→ DO THIS
Copy every line that mentions the word "circle".
# START OF DATASET ENTRIES
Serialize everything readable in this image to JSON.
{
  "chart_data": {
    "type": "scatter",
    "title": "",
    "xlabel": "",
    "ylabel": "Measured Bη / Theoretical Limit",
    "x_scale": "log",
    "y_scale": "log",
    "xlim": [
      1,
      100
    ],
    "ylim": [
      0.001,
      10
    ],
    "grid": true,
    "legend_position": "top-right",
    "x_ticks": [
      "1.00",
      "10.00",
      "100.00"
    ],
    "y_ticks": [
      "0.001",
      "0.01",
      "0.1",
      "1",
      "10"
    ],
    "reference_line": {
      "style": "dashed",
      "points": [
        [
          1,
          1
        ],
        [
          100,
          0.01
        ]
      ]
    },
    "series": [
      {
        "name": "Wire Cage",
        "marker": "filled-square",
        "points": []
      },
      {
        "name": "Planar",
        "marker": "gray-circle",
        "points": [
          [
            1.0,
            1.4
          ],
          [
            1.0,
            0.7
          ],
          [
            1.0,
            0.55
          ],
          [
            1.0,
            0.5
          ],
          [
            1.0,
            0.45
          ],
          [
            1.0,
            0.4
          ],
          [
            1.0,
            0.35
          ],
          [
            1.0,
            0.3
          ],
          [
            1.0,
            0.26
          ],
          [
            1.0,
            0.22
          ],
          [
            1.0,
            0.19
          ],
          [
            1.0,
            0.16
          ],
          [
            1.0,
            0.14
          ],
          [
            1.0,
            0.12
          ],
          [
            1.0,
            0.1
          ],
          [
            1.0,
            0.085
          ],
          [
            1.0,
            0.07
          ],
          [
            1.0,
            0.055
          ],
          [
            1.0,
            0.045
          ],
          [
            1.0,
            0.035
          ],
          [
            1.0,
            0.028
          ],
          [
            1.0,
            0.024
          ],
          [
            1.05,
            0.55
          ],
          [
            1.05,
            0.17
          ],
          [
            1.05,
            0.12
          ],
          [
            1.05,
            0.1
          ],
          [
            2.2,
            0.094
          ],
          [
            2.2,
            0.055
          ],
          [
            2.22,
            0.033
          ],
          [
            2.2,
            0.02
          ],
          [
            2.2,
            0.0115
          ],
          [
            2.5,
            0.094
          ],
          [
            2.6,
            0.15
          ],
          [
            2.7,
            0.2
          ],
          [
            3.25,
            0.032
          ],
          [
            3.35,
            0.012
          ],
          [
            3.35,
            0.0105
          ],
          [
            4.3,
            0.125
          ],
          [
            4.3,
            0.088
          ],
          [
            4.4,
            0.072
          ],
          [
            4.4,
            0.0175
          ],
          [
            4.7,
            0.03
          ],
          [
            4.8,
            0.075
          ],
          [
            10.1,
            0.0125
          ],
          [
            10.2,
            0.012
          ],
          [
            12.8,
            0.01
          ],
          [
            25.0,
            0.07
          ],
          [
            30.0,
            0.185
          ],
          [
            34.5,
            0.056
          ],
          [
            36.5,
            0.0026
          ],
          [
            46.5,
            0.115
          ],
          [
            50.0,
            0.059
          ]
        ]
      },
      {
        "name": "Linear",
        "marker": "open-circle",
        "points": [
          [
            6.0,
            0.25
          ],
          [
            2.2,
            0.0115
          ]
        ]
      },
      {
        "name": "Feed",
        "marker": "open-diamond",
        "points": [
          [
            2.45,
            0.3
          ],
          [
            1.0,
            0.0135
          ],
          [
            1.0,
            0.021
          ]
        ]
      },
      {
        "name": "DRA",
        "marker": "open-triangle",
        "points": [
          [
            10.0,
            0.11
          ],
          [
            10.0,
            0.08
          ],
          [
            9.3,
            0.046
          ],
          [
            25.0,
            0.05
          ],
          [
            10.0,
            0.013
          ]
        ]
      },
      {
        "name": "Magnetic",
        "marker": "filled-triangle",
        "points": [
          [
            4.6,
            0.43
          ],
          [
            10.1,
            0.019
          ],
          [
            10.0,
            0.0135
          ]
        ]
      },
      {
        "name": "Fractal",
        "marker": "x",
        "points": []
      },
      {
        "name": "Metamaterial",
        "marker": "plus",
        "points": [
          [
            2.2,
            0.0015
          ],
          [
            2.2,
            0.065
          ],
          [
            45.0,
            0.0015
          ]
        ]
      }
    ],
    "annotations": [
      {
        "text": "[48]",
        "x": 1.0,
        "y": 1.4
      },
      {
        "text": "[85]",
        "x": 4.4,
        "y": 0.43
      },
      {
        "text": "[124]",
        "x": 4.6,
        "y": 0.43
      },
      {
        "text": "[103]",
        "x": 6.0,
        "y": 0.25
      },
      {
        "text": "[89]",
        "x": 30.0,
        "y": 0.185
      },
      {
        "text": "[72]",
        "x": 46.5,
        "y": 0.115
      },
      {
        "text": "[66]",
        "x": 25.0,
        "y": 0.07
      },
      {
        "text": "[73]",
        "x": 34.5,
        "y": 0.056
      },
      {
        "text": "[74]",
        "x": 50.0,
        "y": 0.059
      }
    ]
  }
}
# END OF DATASET ENTRIES
→ SOLUTION TO THIS TASK
        "marker": "gray-circle",
        "marker": "open-circle",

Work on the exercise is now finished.